Task details.
In the material below, list every line carrying the string "запит".

Supplied data.
- - -
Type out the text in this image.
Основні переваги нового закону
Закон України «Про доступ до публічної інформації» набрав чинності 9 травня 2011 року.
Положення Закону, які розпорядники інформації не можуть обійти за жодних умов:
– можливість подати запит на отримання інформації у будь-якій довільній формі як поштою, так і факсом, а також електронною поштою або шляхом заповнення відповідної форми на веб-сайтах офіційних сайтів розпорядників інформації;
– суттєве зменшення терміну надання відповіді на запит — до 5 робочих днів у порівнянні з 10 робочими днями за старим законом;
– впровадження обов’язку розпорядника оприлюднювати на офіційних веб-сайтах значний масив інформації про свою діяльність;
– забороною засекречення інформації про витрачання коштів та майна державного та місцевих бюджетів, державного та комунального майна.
- - -
Response to the exercise.
– можливість подати запит на отримання інформації у будь-якій довільній формі як поштою, так і факсом, а також електронною поштою або шляхом заповнення відповідної форми на веб-сайтах офіційних сайтів розпорядників інформації;
– суттєве зменшення терміну надання відповіді на запит — до 5 робочих днів у порівнянні з 10 робочими днями за старим законом;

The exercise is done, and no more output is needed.